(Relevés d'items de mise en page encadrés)
* * * *
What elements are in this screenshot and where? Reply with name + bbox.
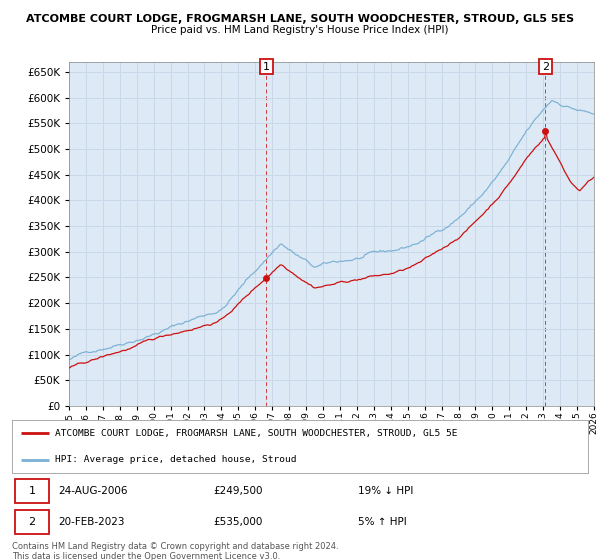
Text: HPI: Average price, detached house, Stroud: HPI: Average price, detached house, Stro… [55, 455, 296, 464]
Text: Price paid vs. HM Land Registry's House Price Index (HPI): Price paid vs. HM Land Registry's House … [151, 25, 449, 35]
Text: £249,500: £249,500 [214, 487, 263, 496]
Text: 5% ↑ HPI: 5% ↑ HPI [358, 517, 406, 527]
Text: ATCOMBE COURT LODGE, FROGMARSH LANE, SOUTH WOODCHESTER, STROUD, GL5 5E: ATCOMBE COURT LODGE, FROGMARSH LANE, SOU… [55, 429, 458, 438]
Text: 19% ↓ HPI: 19% ↓ HPI [358, 487, 413, 496]
Text: 1: 1 [29, 487, 35, 496]
Text: Contains HM Land Registry data © Crown copyright and database right 2024.
This d: Contains HM Land Registry data © Crown c… [12, 542, 338, 560]
Text: £535,000: £535,000 [214, 517, 263, 527]
FancyBboxPatch shape [15, 479, 49, 503]
Text: 1: 1 [263, 62, 270, 72]
Text: 2: 2 [542, 62, 549, 72]
FancyBboxPatch shape [15, 510, 49, 534]
Text: 24-AUG-2006: 24-AUG-2006 [58, 487, 128, 496]
Text: ATCOMBE COURT LODGE, FROGMARSH LANE, SOUTH WOODCHESTER, STROUD, GL5 5ES: ATCOMBE COURT LODGE, FROGMARSH LANE, SOU… [26, 14, 574, 24]
Text: 2: 2 [29, 517, 36, 527]
Text: 20-FEB-2023: 20-FEB-2023 [58, 517, 125, 527]
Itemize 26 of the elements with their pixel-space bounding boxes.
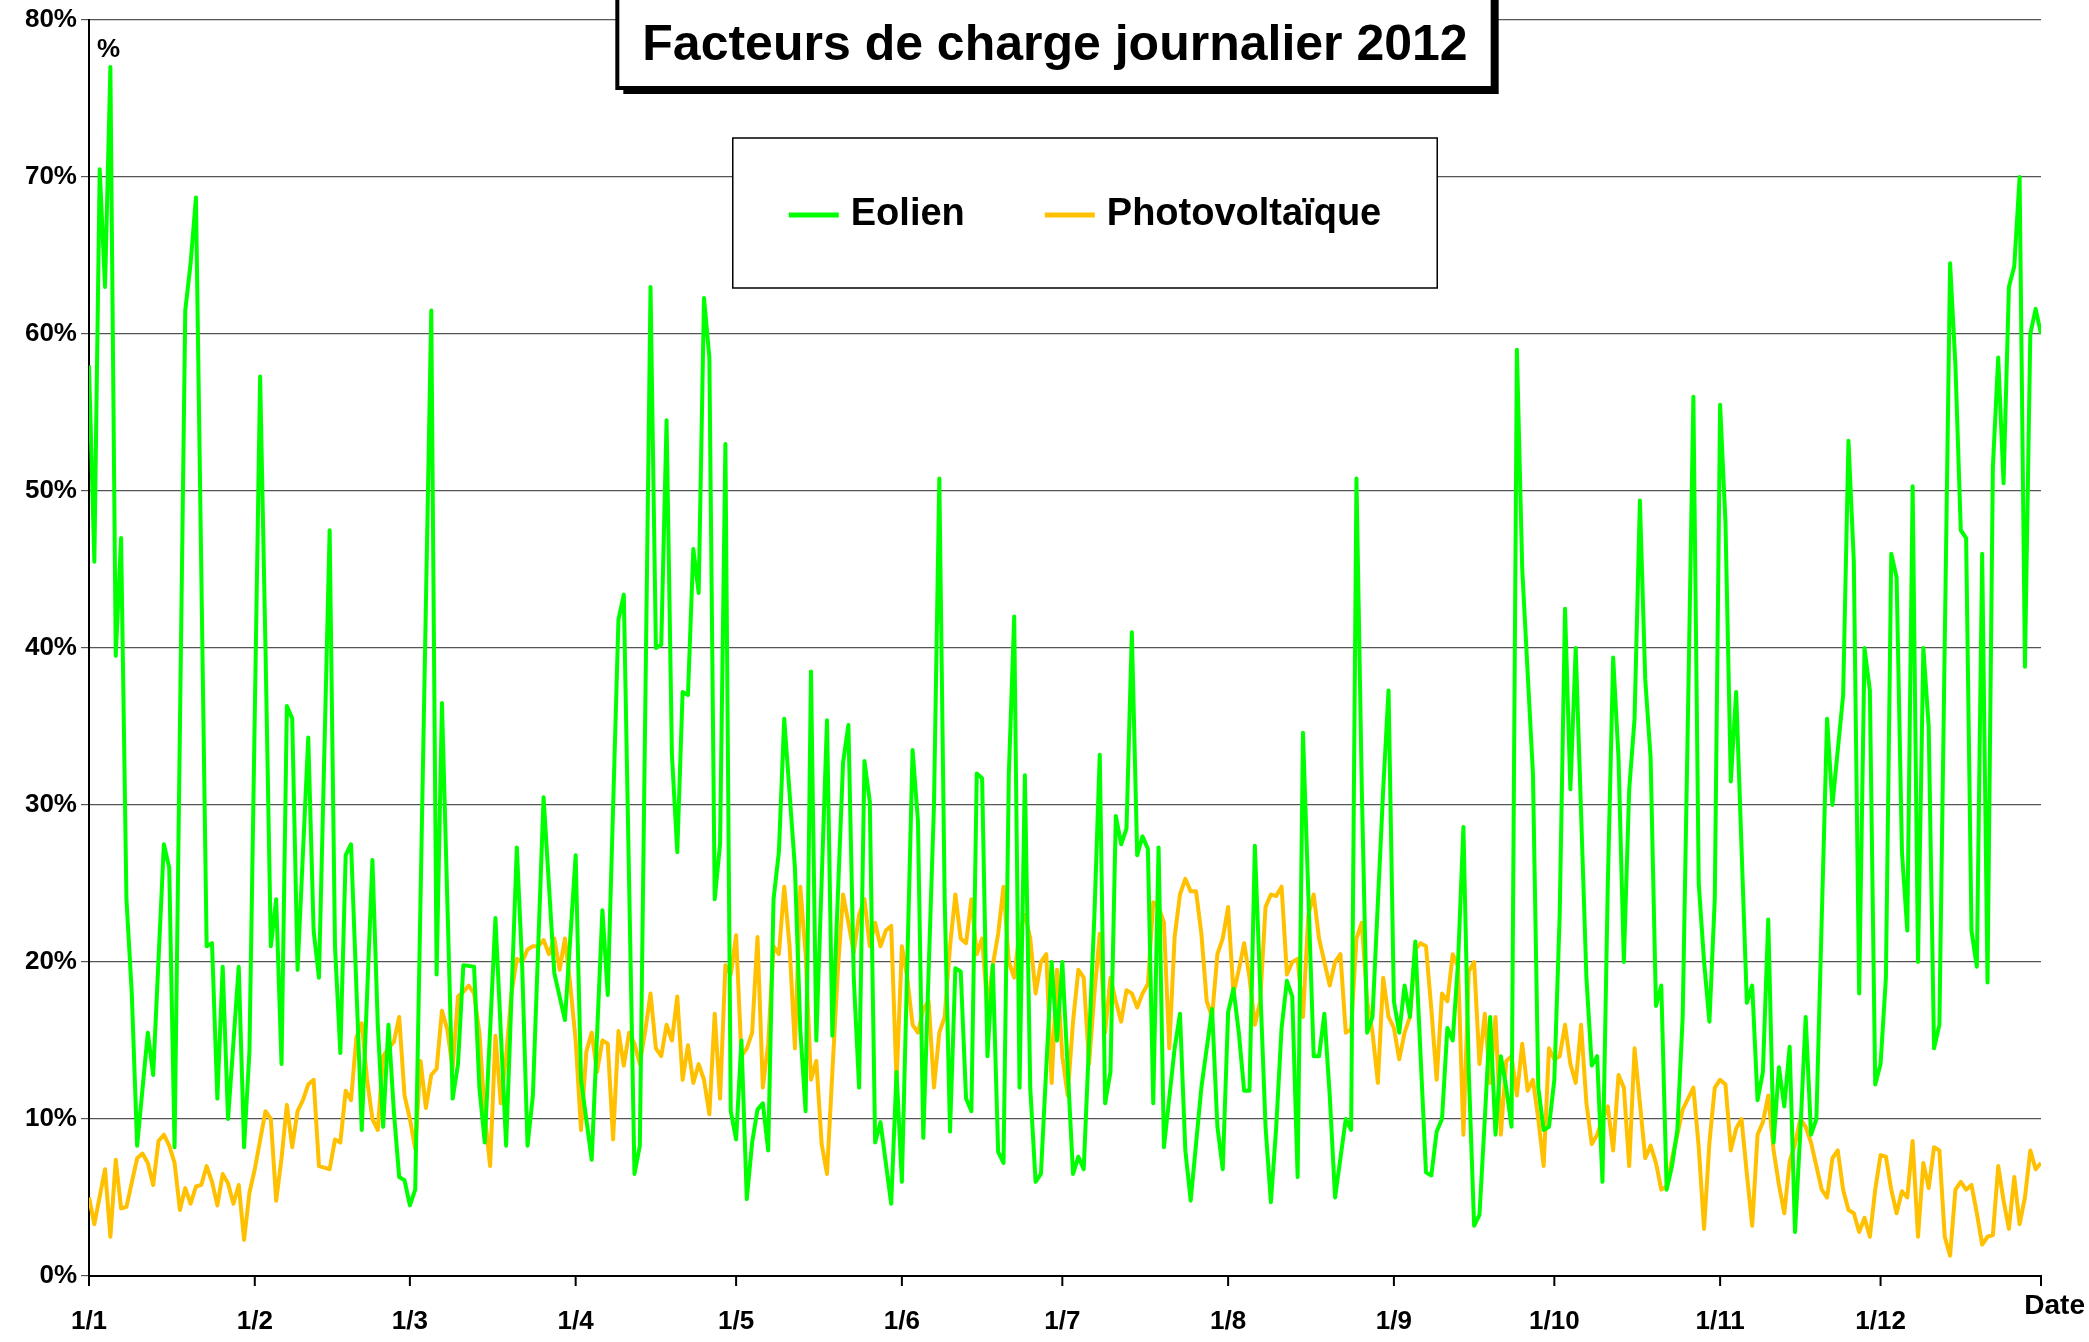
x-tick-label: 1/5 bbox=[718, 1304, 755, 1335]
y-tick-label: 10% bbox=[24, 1102, 77, 1133]
legend-label: Photovoltaïque bbox=[1106, 191, 1382, 234]
legend-label: Eolien bbox=[850, 191, 965, 234]
y-tick-label: 70% bbox=[24, 160, 77, 191]
x-tick-label: 1/12 bbox=[1855, 1304, 1906, 1335]
x-tick-label: 1/4 bbox=[557, 1304, 595, 1335]
y-tick-label: 50% bbox=[24, 474, 77, 505]
x-tick-label: 1/10 bbox=[1529, 1304, 1580, 1335]
x-axis-title: Date bbox=[2024, 1288, 2085, 1320]
y-tick-label: 20% bbox=[24, 945, 77, 976]
y-tick-label: 40% bbox=[24, 631, 77, 662]
x-tick-label: 1/6 bbox=[883, 1304, 920, 1335]
x-tick-label: 1/2 bbox=[236, 1304, 273, 1335]
x-tick-label: 1/1 bbox=[70, 1304, 108, 1335]
y-axis-title: % bbox=[97, 33, 121, 64]
y-tick-label: 30% bbox=[24, 788, 77, 819]
x-tick-label: 1/11 bbox=[1695, 1304, 1745, 1335]
y-tick-label: 80% bbox=[24, 3, 77, 34]
y-tick-label: 60% bbox=[24, 317, 77, 348]
chart-title: Facteurs de charge journalier 2012 bbox=[642, 14, 1468, 71]
x-tick-label: 1/3 bbox=[391, 1304, 428, 1335]
y-tick-label: 0% bbox=[39, 1259, 77, 1290]
x-tick-label: 1/8 bbox=[1210, 1304, 1247, 1335]
x-tick-label: 1/9 bbox=[1375, 1304, 1412, 1335]
x-tick-label: 1/7 bbox=[1044, 1304, 1081, 1335]
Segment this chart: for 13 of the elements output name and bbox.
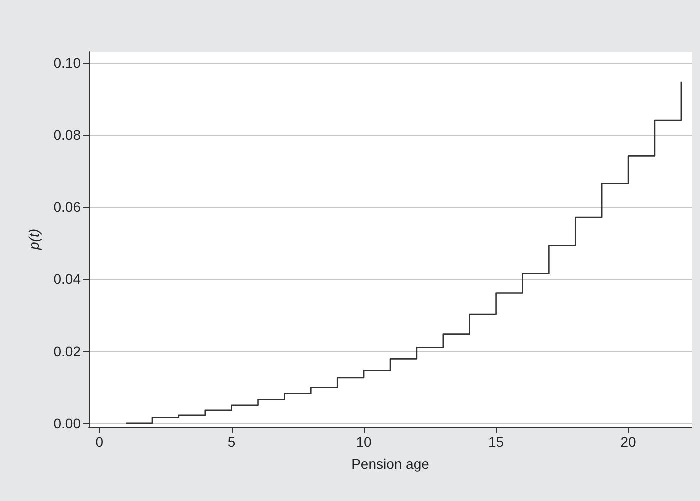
x-tick-label: 10 <box>356 434 372 450</box>
x-tick-label: 15 <box>488 434 504 450</box>
x-tick-label: 20 <box>620 434 637 450</box>
x-tick-label: 0 <box>96 434 104 450</box>
y-tick-label: 0.00 <box>54 415 82 432</box>
x-axis-title: Pension age <box>352 456 430 472</box>
y-tick-label: 0.06 <box>54 199 82 216</box>
x-tick-label: 5 <box>228 434 236 450</box>
y-axis-title: p(t) <box>26 229 42 251</box>
y-tick-label: 0.10 <box>54 54 82 71</box>
y-tick-label: 0.08 <box>54 126 82 143</box>
y-tick-label: 0.04 <box>54 271 82 288</box>
y-tick-label: 0.02 <box>54 343 82 360</box>
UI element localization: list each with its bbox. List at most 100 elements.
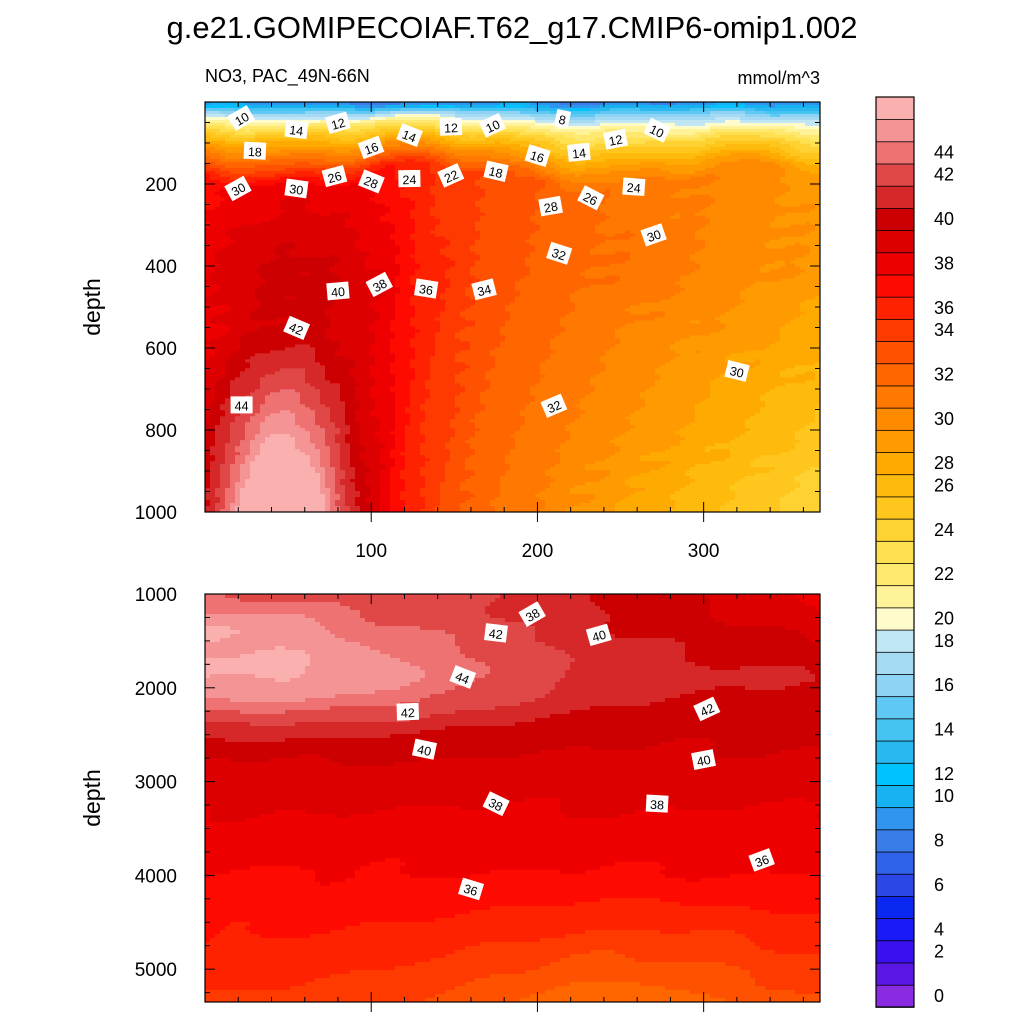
field-cell [205,239,211,244]
field-cell [325,476,331,480]
field-cell [345,446,351,450]
chart-title: g.e21.GOMIPECOIAF.T62_g17.CMIP6-omip1.00… [167,10,858,45]
field-cell [300,227,306,232]
field-cell [350,431,356,435]
field-cell [220,260,226,265]
field-cell [340,446,346,450]
field-cell [275,446,281,450]
field-cell [220,122,226,127]
field-cell [355,398,361,402]
field-cell [370,197,376,202]
field-cell [355,155,361,160]
field-cell [265,440,271,444]
field-cell [250,383,256,387]
field-cell [275,110,281,115]
field-cell [240,281,246,286]
field-cell [345,266,351,271]
field-cell [250,464,256,468]
field-cell [380,128,386,133]
field-cell [305,407,311,411]
field-cell [225,452,231,456]
field-cell [305,476,311,480]
field-cell [355,410,361,414]
field-cell [220,140,226,145]
field-cell [320,452,326,456]
field-cell [265,434,271,438]
field-cell [380,317,386,322]
field-cell [360,494,366,498]
field-cell [320,197,326,202]
field-cell [260,344,266,348]
field-cell [305,449,311,453]
field-cell [320,377,326,381]
field-cell [370,323,376,328]
field-cell [365,482,371,486]
field-cell [375,347,381,351]
field-cell [265,413,271,417]
field-cell [260,359,266,363]
field-cell [330,221,336,226]
field-cell [240,236,246,241]
field-cell [220,506,226,510]
field-cell [300,209,306,214]
field-cell [225,353,231,357]
field-cell [335,299,341,304]
field-cell [325,401,331,405]
field-cell [375,494,381,498]
field-cell [375,299,381,304]
field-cell [275,107,281,112]
field-cell [345,326,351,331]
field-cell [380,308,386,313]
field-cell [360,458,366,462]
field-cell [295,107,301,112]
field-cell [275,299,281,304]
field-cell [375,392,381,396]
field-cell [280,323,286,328]
field-cell [385,263,391,268]
field-cell [375,239,381,244]
field-cell [300,155,306,160]
field-cell [350,215,356,220]
field-cell [320,206,326,211]
field-cell [375,197,381,202]
field-cell [330,260,336,265]
field-cell [215,197,221,202]
field-cell [220,332,226,337]
field-cell [275,116,281,121]
field-cell [235,308,241,313]
field-cell [375,458,381,462]
field-cell [260,116,266,121]
field-cell [280,299,286,304]
field-cell [300,314,306,319]
field-cell [285,497,291,501]
field-cell [220,479,226,483]
field-cell [245,446,251,450]
field-cell [340,230,346,235]
field-cell [220,272,226,277]
field-cell [210,458,216,462]
field-cell [275,413,281,417]
field-cell [355,422,361,426]
field-cell [245,461,251,465]
field-cell [310,404,316,408]
field-cell [225,503,231,507]
field-cell [365,332,371,337]
field-cell [280,344,286,348]
field-cell [305,218,311,223]
field-cell [285,482,291,486]
field-cell [370,314,376,319]
field-cell [210,299,216,304]
field-cell [245,434,251,438]
field-cell [310,269,316,274]
field-cell [265,326,271,331]
field-cell [330,428,336,432]
field-cell [220,476,226,480]
field-cell [340,392,346,396]
field-cell [310,197,316,202]
field-cell [225,161,231,166]
field-cell [265,269,271,274]
field-cell [325,449,331,453]
field-cell [320,455,326,459]
field-cell [370,122,376,127]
* * * *
» **Travail demandé**
Reproduisez fidèlement toutes les lignes des items ci-dessus, en omettant les images.

» **Tâche réalisée**
What elements are in this screenshot and where? Reply with name + bbox.
Text: HPI: Average price, detached house, Stroud: HPI: Average price, detached house, Stro… [55, 455, 296, 464]
Text: Price paid vs. HM Land Registry's House Price Index (HPI): Price paid vs. HM Land Registry's House … [151, 25, 449, 35]
Text: £249,500: £249,500 [214, 487, 263, 496]
Text: 5% ↑ HPI: 5% ↑ HPI [358, 517, 406, 527]
Text: ATCOMBE COURT LODGE, FROGMARSH LANE, SOUTH WOODCHESTER, STROUD, GL5 5E: ATCOMBE COURT LODGE, FROGMARSH LANE, SOU… [55, 429, 458, 438]
Text: 19% ↓ HPI: 19% ↓ HPI [358, 487, 413, 496]
Text: 1: 1 [29, 487, 35, 496]
Text: Contains HM Land Registry data © Crown copyright and database right 2024.
This d: Contains HM Land Registry data © Crown c… [12, 542, 338, 560]
Text: £535,000: £535,000 [214, 517, 263, 527]
FancyBboxPatch shape [15, 479, 49, 503]
Text: 1: 1 [263, 62, 270, 72]
Text: 2: 2 [542, 62, 549, 72]
FancyBboxPatch shape [15, 510, 49, 534]
Text: 24-AUG-2006: 24-AUG-2006 [58, 487, 128, 496]
Text: ATCOMBE COURT LODGE, FROGMARSH LANE, SOUTH WOODCHESTER, STROUD, GL5 5ES: ATCOMBE COURT LODGE, FROGMARSH LANE, SOU… [26, 14, 574, 24]
Text: 2: 2 [29, 517, 36, 527]
Text: 20-FEB-2023: 20-FEB-2023 [58, 517, 125, 527]
Itemize 26 of the elements with their pixel-space bounding boxes.
x-tick-label: 1/5 bbox=[718, 1304, 755, 1335]
y-tick-label: 10% bbox=[24, 1102, 77, 1133]
legend-label: Photovoltaïque bbox=[1106, 191, 1382, 234]
legend-label: Eolien bbox=[850, 191, 965, 234]
y-tick-label: 70% bbox=[24, 160, 77, 191]
x-tick-label: 1/12 bbox=[1855, 1304, 1906, 1335]
x-tick-label: 1/4 bbox=[557, 1304, 595, 1335]
y-tick-label: 50% bbox=[24, 474, 77, 505]
x-tick-label: 1/10 bbox=[1529, 1304, 1580, 1335]
x-axis-title: Date bbox=[2024, 1288, 2085, 1320]
y-tick-label: 20% bbox=[24, 945, 77, 976]
y-tick-label: 40% bbox=[24, 631, 77, 662]
x-tick-label: 1/6 bbox=[883, 1304, 920, 1335]
x-tick-label: 1/2 bbox=[236, 1304, 273, 1335]
x-tick-label: 1/1 bbox=[70, 1304, 108, 1335]
y-axis-title: % bbox=[97, 33, 121, 64]
y-tick-label: 30% bbox=[24, 788, 77, 819]
x-tick-label: 1/11 bbox=[1695, 1304, 1745, 1335]
y-tick-label: 80% bbox=[24, 3, 77, 34]
y-tick-label: 60% bbox=[24, 317, 77, 348]
chart-title: Facteurs de charge journalier 2012 bbox=[642, 14, 1468, 71]
x-tick-label: 1/3 bbox=[391, 1304, 428, 1335]
y-tick-label: 0% bbox=[39, 1259, 77, 1290]
x-tick-label: 1/8 bbox=[1210, 1304, 1247, 1335]
x-tick-label: 1/9 bbox=[1375, 1304, 1412, 1335]
x-tick-label: 1/7 bbox=[1044, 1304, 1081, 1335]
Segment this chart: for 13 of the elements output name and bbox.
x-tick-label: 10 <box>356 434 372 450</box>
x-tick-label: 15 <box>488 434 504 450</box>
x-tick-label: 20 <box>620 434 637 450</box>
x-tick-label: 0 <box>96 434 104 450</box>
y-tick-label: 0.00 <box>54 415 82 432</box>
x-axis-title: Pension age <box>352 456 430 472</box>
y-tick-label: 0.06 <box>54 199 82 216</box>
x-tick-label: 5 <box>228 434 236 450</box>
y-axis-title: p(t) <box>26 229 42 251</box>
y-tick-label: 0.10 <box>54 54 82 71</box>
y-tick-label: 0.08 <box>54 126 82 143</box>
y-tick-label: 0.04 <box>54 271 82 288</box>
y-tick-label: 0.02 <box>54 343 82 360</box>
UI element localization: list each with its bbox. List at most 100 elements.
field-cell [205,239,211,244]
field-cell [325,476,331,480]
field-cell [345,446,351,450]
chart-title: g.e21.GOMIPECOIAF.T62_g17.CMIP6-omip1.00… [167,10,858,45]
field-cell [300,227,306,232]
field-cell [350,431,356,435]
field-cell [220,260,226,265]
field-cell [340,446,346,450]
field-cell [275,446,281,450]
field-cell [220,122,226,127]
field-cell [355,398,361,402]
field-cell [370,197,376,202]
field-cell [355,155,361,160]
field-cell [265,440,271,444]
field-cell [250,383,256,387]
field-cell [275,110,281,115]
field-cell [240,281,246,286]
field-cell [345,266,351,271]
field-cell [250,464,256,468]
field-cell [380,128,386,133]
field-cell [305,407,311,411]
field-cell [225,452,231,456]
field-cell [305,476,311,480]
field-cell [355,410,361,414]
field-cell [220,140,226,145]
field-cell [320,452,326,456]
field-cell [265,434,271,438]
field-cell [380,317,386,322]
field-cell [360,494,366,498]
field-cell [320,197,326,202]
field-cell [260,344,266,348]
field-cell [305,449,311,453]
field-cell [320,377,326,381]
field-cell [370,323,376,328]
field-cell [365,482,371,486]
field-cell [375,347,381,351]
field-cell [265,413,271,417]
field-cell [260,359,266,363]
field-cell [330,221,336,226]
field-cell [240,236,246,241]
field-cell [220,506,226,510]
field-cell [300,209,306,214]
field-cell [225,353,231,357]
field-cell [335,299,341,304]
field-cell [325,401,331,405]
field-cell [375,494,381,498]
field-cell [375,299,381,304]
field-cell [275,107,281,112]
field-cell [345,326,351,331]
field-cell [380,308,386,313]
field-cell [360,458,366,462]
field-cell [295,107,301,112]
field-cell [275,299,281,304]
field-cell [375,392,381,396]
field-cell [280,323,286,328]
field-cell [385,263,391,268]
field-cell [375,239,381,244]
field-cell [300,155,306,160]
field-cell [350,215,356,220]
field-cell [320,206,326,211]
field-cell [375,197,381,202]
field-cell [330,260,336,265]
field-cell [215,197,221,202]
field-cell [220,332,226,337]
field-cell [275,116,281,121]
field-cell [235,308,241,313]
field-cell [375,458,381,462]
field-cell [260,116,266,121]
field-cell [280,299,286,304]
field-cell [300,314,306,319]
field-cell [285,497,291,501]
field-cell [220,479,226,483]
field-cell [245,446,251,450]
field-cell [340,230,346,235]
field-cell [220,272,226,277]
field-cell [210,458,216,462]
field-cell [275,413,281,417]
field-cell [355,422,361,426]
field-cell [245,461,251,465]
field-cell [310,404,316,408]
field-cell [225,503,231,507]
field-cell [365,332,371,337]
field-cell [280,344,286,348]
field-cell [305,218,311,223]
field-cell [285,482,291,486]
field-cell [370,314,376,319]
field-cell [210,299,216,304]
field-cell [245,434,251,438]
field-cell [310,269,316,274]
field-cell [265,326,271,331]
field-cell [330,428,336,432]
field-cell [220,476,226,480]
field-cell [340,392,346,396]
field-cell [310,197,316,202]
field-cell [225,161,231,166]
field-cell [265,269,271,274]
field-cell [325,449,331,453]
field-cell [320,455,326,459]
field-cell [370,122,376,127]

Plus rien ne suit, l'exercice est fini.